• _What the task asks_
Repeat the entries that follow verbatim, without any of their pictures.

• _Input_
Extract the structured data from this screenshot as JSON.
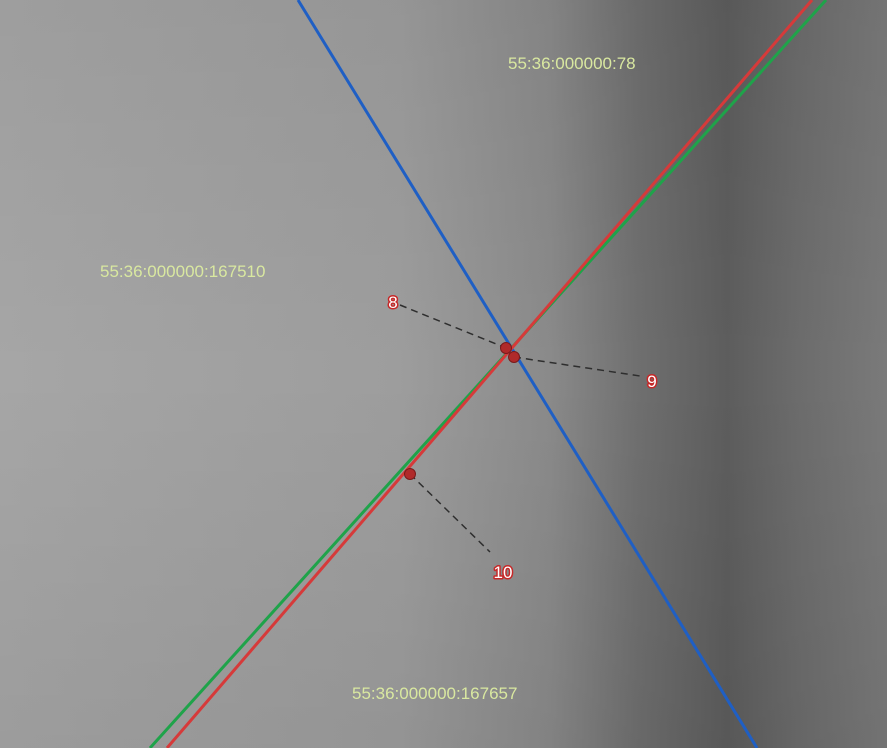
{
  "map": {
    "parcels": [
      {
        "id": "parcel-north",
        "label": "55:36:000000:78"
      },
      {
        "id": "parcel-west",
        "label": "55:36:000000:167510"
      },
      {
        "id": "parcel-south",
        "label": "55:36:000000:167657"
      }
    ],
    "points": [
      {
        "id": "point-8",
        "number": "8"
      },
      {
        "id": "point-9",
        "number": "9"
      },
      {
        "id": "point-10",
        "number": "10"
      }
    ],
    "colors": {
      "boundary_blue": "#1f5fc4",
      "boundary_red": "#d63a3a",
      "boundary_green": "#1fa34a",
      "parcel_label": "#d9e8a0",
      "point_fill": "#b02a2a",
      "point_label_fill": "#ffffff",
      "point_label_stroke": "#c62828",
      "leader_line": "#2e2e2e"
    }
  }
}
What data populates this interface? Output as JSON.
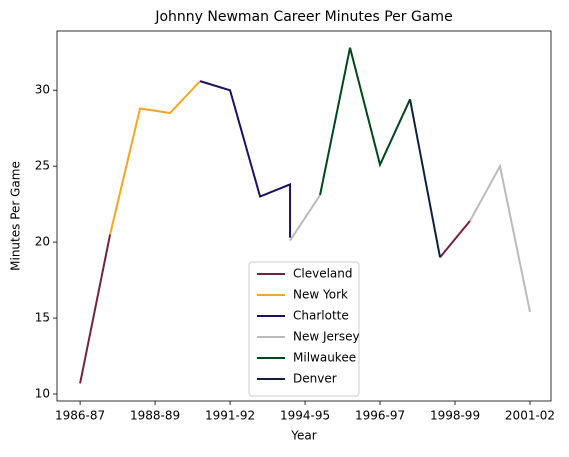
{
  "chart_data": {
    "type": "line",
    "title": "Johnny Newman Career Minutes Per Game",
    "xlabel": "Year",
    "ylabel": "Minutes Per Game",
    "series": [
      {
        "name": "Cleveland",
        "color": "#6f263d",
        "x": [
          0,
          1,
          null,
          12,
          13
        ],
        "values": [
          10.7,
          20.5,
          null,
          19.0,
          21.4
        ]
      },
      {
        "name": "New York",
        "color": "#f5a623",
        "x": [
          1,
          2,
          3,
          4
        ],
        "values": [
          20.5,
          28.8,
          28.5,
          30.6
        ]
      },
      {
        "name": "Charlotte",
        "color": "#1d1160",
        "x": [
          4,
          5,
          6,
          7,
          7
        ],
        "values": [
          30.6,
          30.0,
          23.0,
          23.8,
          20.3
        ]
      },
      {
        "name": "New Jersey",
        "color": "#bbbbbb",
        "x": [
          7,
          8,
          null,
          13,
          14,
          15
        ],
        "values": [
          20.1,
          23.1,
          null,
          21.4,
          25.0,
          15.4
        ]
      },
      {
        "name": "Milwaukee",
        "color": "#00471b",
        "x": [
          8,
          9,
          10,
          11
        ],
        "values": [
          23.1,
          32.8,
          25.1,
          29.4
        ]
      },
      {
        "name": "Denver",
        "color": "#0e2240",
        "x": [
          11,
          12
        ],
        "values": [
          29.4,
          19.0
        ]
      }
    ],
    "xlim": [
      -0.77,
      15.7
    ],
    "xticks": [
      {
        "value": 0,
        "label": "1986-87"
      },
      {
        "value": 2.5,
        "label": "1988-89"
      },
      {
        "value": 5,
        "label": "1991-92"
      },
      {
        "value": 7.5,
        "label": "1994-95"
      },
      {
        "value": 10,
        "label": "1996-97"
      },
      {
        "value": 12.5,
        "label": "1998-99"
      },
      {
        "value": 15,
        "label": "2001-02"
      }
    ],
    "ylim": [
      9.54,
      33.9
    ],
    "yticks": [
      10,
      15,
      20,
      25,
      30
    ],
    "legend": "lower center"
  }
}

• _Solution for this problem_
Extract the structured data from this screenshot as JSON.
{
  "map": {
    "parcels": [
      {
        "id": "parcel-north",
        "label": "55:36:000000:78"
      },
      {
        "id": "parcel-west",
        "label": "55:36:000000:167510"
      },
      {
        "id": "parcel-south",
        "label": "55:36:000000:167657"
      }
    ],
    "points": [
      {
        "id": "point-8",
        "number": "8"
      },
      {
        "id": "point-9",
        "number": "9"
      },
      {
        "id": "point-10",
        "number": "10"
      }
    ],
    "colors": {
      "boundary_blue": "#1f5fc4",
      "boundary_red": "#d63a3a",
      "boundary_green": "#1fa34a",
      "parcel_label": "#d9e8a0",
      "point_fill": "#b02a2a",
      "point_label_fill": "#ffffff",
      "point_label_stroke": "#c62828",
      "leader_line": "#2e2e2e"
    }
  }
}
What data populates this interface? Output as JSON.
{
  "chart_data": {
    "type": "line",
    "title": "Johnny Newman Career Minutes Per Game",
    "xlabel": "Year",
    "ylabel": "Minutes Per Game",
    "series": [
      {
        "name": "Cleveland",
        "color": "#6f263d",
        "x": [
          0,
          1,
          null,
          12,
          13
        ],
        "values": [
          10.7,
          20.5,
          null,
          19.0,
          21.4
        ]
      },
      {
        "name": "New York",
        "color": "#f5a623",
        "x": [
          1,
          2,
          3,
          4
        ],
        "values": [
          20.5,
          28.8,
          28.5,
          30.6
        ]
      },
      {
        "name": "Charlotte",
        "color": "#1d1160",
        "x": [
          4,
          5,
          6,
          7,
          7
        ],
        "values": [
          30.6,
          30.0,
          23.0,
          23.8,
          20.3
        ]
      },
      {
        "name": "New Jersey",
        "color": "#bbbbbb",
        "x": [
          7,
          8,
          null,
          13,
          14,
          15
        ],
        "values": [
          20.1,
          23.1,
          null,
          21.4,
          25.0,
          15.4
        ]
      },
      {
        "name": "Milwaukee",
        "color": "#00471b",
        "x": [
          8,
          9,
          10,
          11
        ],
        "values": [
          23.1,
          32.8,
          25.1,
          29.4
        ]
      },
      {
        "name": "Denver",
        "color": "#0e2240",
        "x": [
          11,
          12
        ],
        "values": [
          29.4,
          19.0
        ]
      }
    ],
    "xlim": [
      -0.77,
      15.7
    ],
    "xticks": [
      {
        "value": 0,
        "label": "1986-87"
      },
      {
        "value": 2.5,
        "label": "1988-89"
      },
      {
        "value": 5,
        "label": "1991-92"
      },
      {
        "value": 7.5,
        "label": "1994-95"
      },
      {
        "value": 10,
        "label": "1996-97"
      },
      {
        "value": 12.5,
        "label": "1998-99"
      },
      {
        "value": 15,
        "label": "2001-02"
      }
    ],
    "ylim": [
      9.54,
      33.9
    ],
    "yticks": [
      10,
      15,
      20,
      25,
      30
    ],
    "legend": "lower center"
  }
}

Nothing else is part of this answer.